═══ SUPPLIED MATERIAL ═══

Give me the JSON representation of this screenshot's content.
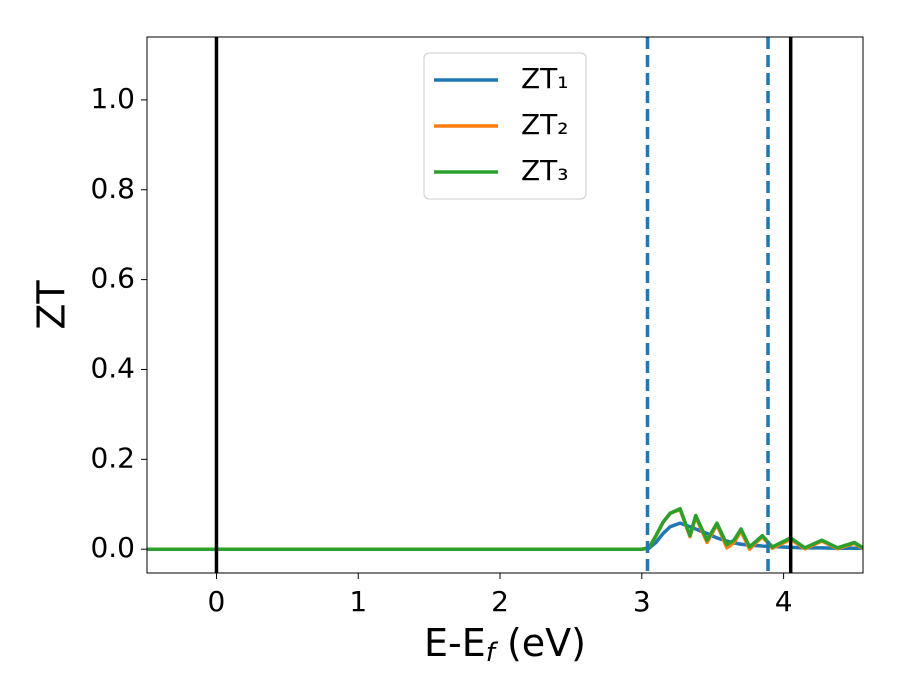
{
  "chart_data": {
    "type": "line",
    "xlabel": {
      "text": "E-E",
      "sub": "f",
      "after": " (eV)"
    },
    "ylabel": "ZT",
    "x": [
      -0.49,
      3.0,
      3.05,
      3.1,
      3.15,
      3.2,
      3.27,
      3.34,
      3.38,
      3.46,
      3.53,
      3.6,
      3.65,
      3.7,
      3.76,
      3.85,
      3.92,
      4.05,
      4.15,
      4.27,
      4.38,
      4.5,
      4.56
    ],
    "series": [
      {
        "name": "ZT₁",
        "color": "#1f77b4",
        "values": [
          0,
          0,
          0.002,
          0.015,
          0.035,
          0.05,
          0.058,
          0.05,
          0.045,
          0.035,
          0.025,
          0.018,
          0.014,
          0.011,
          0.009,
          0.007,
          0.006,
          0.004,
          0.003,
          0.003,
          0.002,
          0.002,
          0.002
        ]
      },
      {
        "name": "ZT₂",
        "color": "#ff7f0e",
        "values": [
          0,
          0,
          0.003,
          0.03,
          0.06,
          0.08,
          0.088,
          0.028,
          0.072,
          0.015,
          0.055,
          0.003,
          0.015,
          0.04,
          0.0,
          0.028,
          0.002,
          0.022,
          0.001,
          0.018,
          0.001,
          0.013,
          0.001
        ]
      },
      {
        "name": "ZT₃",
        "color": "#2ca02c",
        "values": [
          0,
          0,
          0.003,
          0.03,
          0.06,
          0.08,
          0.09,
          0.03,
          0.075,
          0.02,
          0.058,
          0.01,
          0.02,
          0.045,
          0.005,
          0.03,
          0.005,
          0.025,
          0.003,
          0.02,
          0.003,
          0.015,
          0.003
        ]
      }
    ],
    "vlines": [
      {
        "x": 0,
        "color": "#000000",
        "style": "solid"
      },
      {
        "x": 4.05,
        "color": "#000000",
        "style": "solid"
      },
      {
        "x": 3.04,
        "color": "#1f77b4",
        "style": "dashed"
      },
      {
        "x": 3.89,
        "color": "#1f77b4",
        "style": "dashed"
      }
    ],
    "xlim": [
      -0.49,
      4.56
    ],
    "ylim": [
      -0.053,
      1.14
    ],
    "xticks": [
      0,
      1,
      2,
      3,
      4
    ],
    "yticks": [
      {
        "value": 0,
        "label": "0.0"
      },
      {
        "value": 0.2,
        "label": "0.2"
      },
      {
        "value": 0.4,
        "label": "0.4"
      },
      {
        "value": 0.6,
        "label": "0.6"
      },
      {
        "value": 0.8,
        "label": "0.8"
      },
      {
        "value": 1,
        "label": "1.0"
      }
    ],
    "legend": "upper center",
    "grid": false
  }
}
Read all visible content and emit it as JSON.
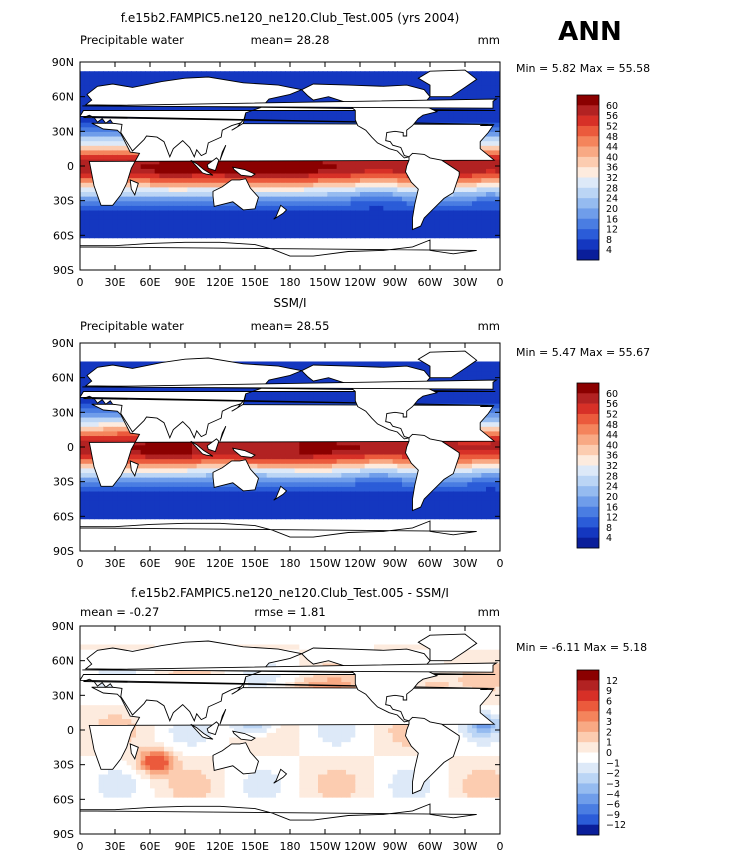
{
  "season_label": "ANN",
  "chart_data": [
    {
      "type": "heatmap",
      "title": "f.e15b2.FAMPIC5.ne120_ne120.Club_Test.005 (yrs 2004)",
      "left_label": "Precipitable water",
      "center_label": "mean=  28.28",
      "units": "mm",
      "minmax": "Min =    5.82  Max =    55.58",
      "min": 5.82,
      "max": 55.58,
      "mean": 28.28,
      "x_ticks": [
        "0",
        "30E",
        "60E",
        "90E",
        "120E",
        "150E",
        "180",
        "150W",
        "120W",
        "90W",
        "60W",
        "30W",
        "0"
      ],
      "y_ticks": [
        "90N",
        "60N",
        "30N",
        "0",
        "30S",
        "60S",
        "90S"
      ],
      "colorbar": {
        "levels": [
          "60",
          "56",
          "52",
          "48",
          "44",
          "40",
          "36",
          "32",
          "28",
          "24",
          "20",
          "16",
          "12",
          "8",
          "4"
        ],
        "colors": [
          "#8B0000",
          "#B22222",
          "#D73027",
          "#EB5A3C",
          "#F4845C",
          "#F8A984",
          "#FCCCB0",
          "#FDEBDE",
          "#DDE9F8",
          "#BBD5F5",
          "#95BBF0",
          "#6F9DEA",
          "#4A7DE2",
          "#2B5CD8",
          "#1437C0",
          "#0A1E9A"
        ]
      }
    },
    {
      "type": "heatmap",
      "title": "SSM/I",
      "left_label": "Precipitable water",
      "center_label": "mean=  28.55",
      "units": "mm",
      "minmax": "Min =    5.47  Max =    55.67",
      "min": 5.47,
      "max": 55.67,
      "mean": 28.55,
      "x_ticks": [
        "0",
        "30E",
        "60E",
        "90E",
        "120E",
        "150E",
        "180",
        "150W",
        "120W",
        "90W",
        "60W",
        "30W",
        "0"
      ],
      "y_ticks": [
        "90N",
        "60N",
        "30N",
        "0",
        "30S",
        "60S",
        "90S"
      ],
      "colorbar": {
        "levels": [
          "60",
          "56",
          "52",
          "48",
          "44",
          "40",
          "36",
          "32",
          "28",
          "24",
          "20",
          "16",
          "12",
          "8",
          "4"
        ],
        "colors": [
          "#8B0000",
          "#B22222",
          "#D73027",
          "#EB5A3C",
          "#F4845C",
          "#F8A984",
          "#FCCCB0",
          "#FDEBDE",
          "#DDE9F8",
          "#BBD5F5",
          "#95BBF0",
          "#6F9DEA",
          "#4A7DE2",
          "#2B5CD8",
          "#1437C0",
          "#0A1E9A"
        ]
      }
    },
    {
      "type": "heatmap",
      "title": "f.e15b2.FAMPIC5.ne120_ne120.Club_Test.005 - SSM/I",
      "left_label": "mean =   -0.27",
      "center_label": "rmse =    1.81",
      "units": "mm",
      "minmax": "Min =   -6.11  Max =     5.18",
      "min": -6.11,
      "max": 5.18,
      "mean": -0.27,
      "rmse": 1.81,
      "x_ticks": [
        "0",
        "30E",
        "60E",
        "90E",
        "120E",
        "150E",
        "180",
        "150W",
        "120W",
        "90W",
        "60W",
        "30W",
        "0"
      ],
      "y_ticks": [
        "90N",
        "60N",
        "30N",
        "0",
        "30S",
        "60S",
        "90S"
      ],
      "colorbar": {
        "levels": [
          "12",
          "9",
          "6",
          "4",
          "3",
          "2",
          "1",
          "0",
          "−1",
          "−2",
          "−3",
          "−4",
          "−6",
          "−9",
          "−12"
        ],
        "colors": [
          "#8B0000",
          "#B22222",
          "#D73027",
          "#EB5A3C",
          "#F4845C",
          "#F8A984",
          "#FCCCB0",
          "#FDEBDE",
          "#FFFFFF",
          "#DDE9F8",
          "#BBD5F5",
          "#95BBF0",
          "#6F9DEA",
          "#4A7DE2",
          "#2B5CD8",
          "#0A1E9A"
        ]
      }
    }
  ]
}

═══
═══ SUPPLIED MATERIAL ═══

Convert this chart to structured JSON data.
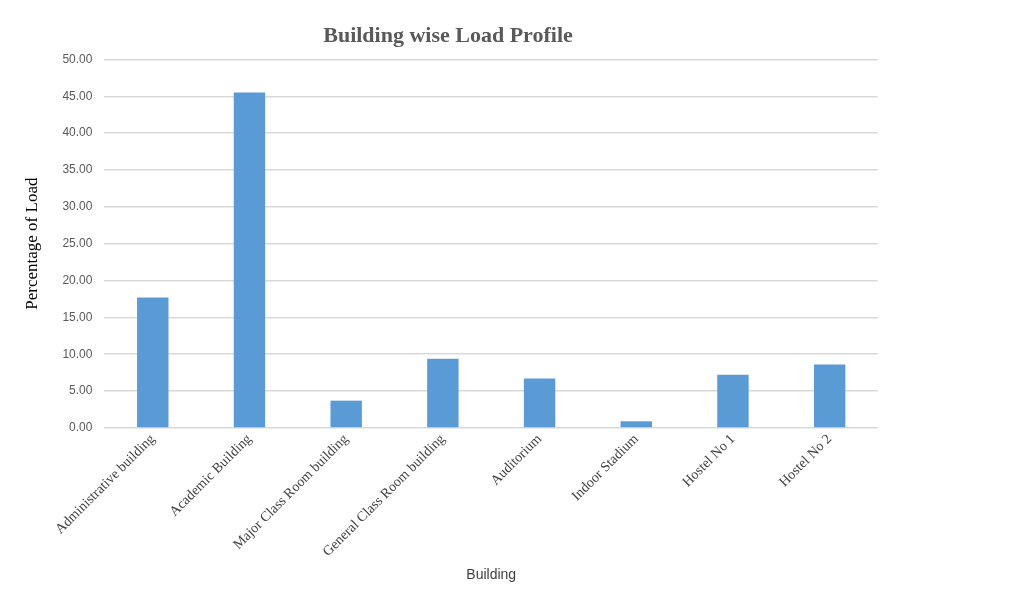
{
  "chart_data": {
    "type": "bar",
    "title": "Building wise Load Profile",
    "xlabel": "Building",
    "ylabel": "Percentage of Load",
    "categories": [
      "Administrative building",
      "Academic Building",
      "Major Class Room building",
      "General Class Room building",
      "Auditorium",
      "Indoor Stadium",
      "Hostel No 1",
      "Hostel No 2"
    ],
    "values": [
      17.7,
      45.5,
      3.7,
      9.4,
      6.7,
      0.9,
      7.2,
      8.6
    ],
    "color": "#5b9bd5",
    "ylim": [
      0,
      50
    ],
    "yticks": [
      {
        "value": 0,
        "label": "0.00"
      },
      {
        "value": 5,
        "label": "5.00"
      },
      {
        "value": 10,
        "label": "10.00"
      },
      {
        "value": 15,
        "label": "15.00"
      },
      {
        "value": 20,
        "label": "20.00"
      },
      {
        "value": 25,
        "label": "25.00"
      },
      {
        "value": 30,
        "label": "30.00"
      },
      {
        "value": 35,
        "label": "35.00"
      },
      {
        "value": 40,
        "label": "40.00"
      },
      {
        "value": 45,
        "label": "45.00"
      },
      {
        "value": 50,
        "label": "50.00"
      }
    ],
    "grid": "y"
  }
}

═══
═══ SUPPLIED MATERIAL ═══

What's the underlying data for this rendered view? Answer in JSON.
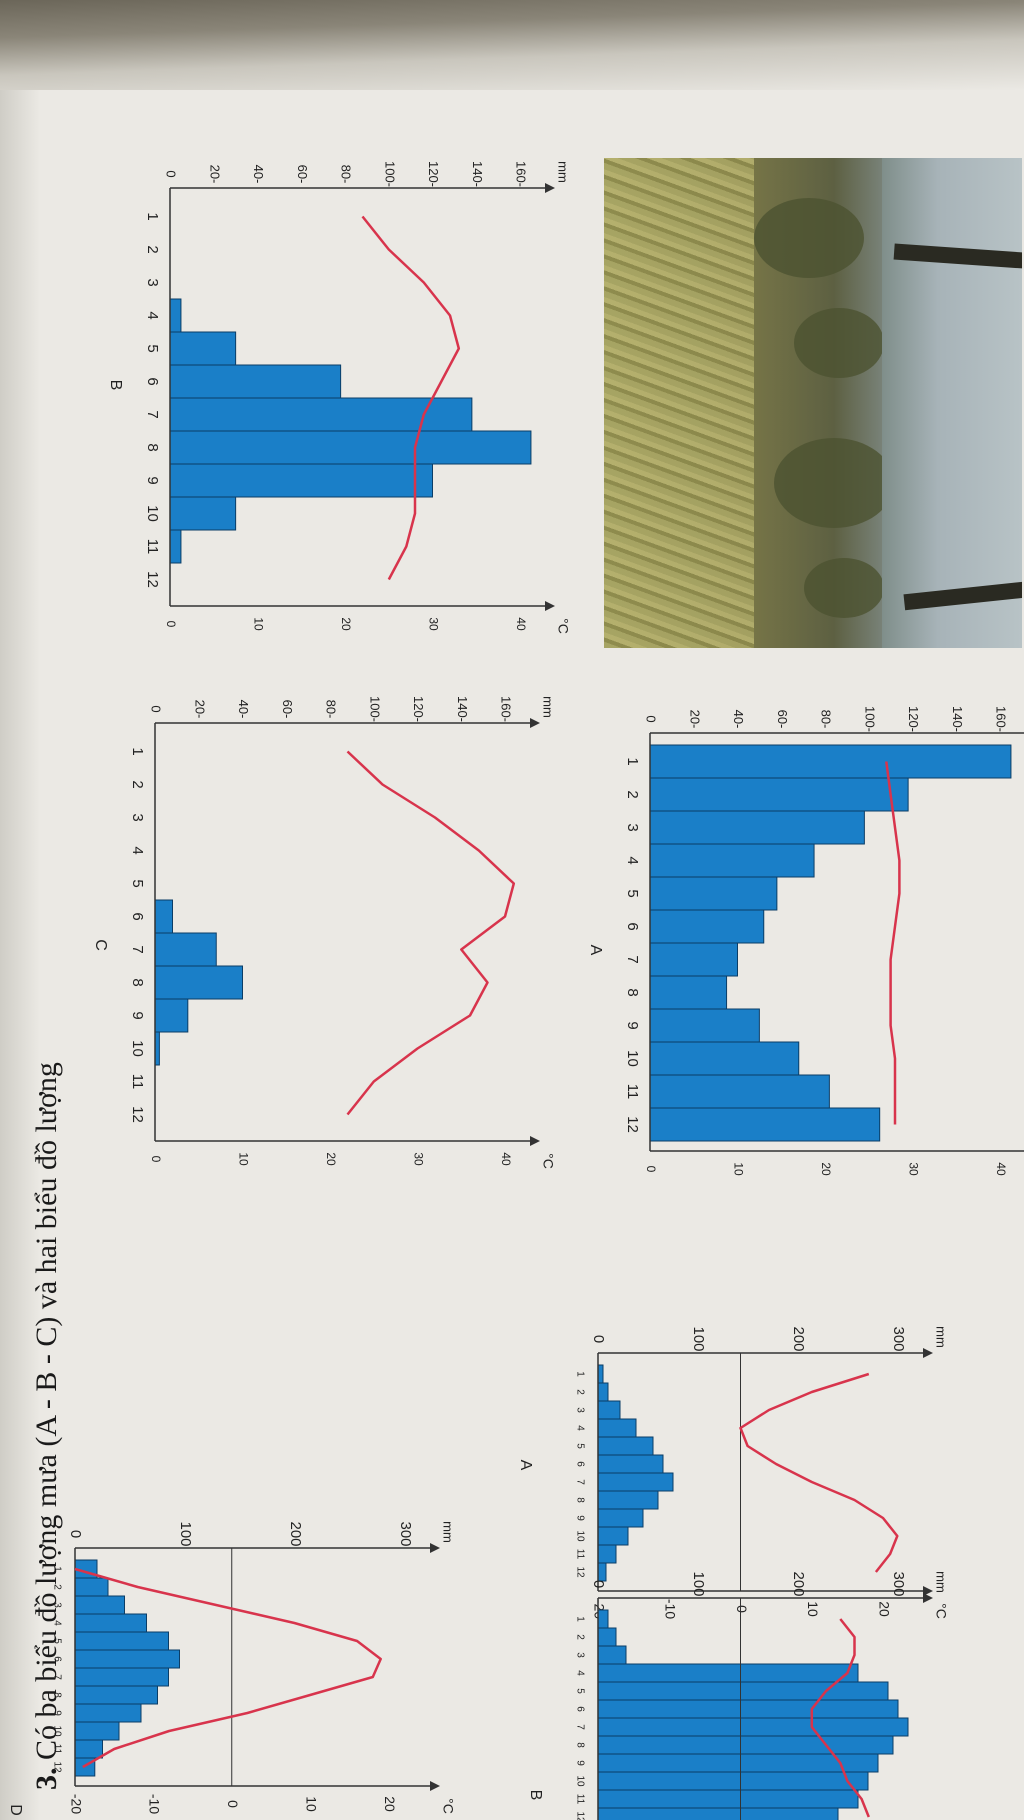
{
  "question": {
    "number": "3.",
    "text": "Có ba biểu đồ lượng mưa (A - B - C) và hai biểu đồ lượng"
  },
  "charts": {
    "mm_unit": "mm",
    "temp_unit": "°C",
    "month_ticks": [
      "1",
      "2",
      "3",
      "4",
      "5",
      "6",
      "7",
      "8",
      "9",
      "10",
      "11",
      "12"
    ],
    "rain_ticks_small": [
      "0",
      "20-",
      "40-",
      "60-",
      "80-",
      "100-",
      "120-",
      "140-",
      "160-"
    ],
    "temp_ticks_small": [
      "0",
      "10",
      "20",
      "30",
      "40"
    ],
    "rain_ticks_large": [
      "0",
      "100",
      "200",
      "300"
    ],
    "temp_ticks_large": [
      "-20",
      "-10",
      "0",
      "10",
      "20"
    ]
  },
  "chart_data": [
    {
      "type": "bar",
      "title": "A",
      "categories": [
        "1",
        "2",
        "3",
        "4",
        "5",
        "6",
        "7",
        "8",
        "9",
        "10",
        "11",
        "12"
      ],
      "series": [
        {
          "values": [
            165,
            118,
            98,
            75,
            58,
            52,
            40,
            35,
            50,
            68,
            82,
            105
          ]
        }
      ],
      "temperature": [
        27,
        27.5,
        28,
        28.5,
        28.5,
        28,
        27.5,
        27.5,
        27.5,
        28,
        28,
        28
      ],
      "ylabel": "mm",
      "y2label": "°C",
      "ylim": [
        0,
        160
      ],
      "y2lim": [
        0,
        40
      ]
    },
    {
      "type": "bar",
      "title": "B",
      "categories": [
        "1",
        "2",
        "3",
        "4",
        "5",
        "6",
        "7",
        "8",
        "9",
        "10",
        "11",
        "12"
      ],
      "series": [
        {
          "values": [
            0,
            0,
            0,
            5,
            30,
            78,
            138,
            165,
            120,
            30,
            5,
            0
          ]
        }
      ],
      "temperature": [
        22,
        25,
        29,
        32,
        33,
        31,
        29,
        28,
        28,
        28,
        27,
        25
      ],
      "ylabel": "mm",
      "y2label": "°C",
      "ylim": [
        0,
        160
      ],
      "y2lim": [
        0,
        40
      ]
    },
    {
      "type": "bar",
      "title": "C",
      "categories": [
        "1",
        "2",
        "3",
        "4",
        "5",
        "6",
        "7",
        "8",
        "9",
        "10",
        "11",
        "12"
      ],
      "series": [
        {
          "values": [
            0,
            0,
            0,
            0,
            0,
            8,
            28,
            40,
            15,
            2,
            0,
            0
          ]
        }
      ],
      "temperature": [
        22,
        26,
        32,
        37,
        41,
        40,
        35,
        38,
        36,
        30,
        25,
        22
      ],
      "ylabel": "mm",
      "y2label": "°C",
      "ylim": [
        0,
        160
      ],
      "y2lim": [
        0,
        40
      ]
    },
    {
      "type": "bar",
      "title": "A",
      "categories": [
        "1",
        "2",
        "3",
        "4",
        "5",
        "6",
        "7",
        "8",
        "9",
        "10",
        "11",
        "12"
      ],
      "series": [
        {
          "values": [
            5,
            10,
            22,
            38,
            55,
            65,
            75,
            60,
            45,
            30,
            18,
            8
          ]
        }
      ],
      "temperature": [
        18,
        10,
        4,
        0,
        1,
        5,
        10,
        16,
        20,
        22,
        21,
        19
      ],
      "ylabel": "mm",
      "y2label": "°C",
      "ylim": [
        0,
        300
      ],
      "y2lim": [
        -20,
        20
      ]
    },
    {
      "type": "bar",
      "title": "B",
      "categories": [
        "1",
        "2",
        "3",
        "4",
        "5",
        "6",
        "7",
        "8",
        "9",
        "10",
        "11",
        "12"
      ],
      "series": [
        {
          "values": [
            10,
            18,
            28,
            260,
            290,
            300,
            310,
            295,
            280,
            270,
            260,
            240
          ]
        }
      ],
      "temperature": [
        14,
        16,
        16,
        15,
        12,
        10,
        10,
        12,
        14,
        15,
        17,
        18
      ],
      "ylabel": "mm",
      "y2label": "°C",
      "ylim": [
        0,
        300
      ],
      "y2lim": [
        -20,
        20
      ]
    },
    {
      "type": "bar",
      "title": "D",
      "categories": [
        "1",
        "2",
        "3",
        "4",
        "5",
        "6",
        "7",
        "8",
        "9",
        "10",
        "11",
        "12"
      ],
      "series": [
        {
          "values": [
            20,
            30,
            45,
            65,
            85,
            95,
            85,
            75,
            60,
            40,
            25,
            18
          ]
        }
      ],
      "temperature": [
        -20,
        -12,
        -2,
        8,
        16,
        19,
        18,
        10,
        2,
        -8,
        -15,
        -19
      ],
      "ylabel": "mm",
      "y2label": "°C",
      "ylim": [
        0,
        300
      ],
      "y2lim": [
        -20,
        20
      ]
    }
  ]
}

═══

__WHAT THE TASK ASKS__
Among the lines of the data above, count those holding "Class" and state only the number.

__FINISHED ANSWER__
2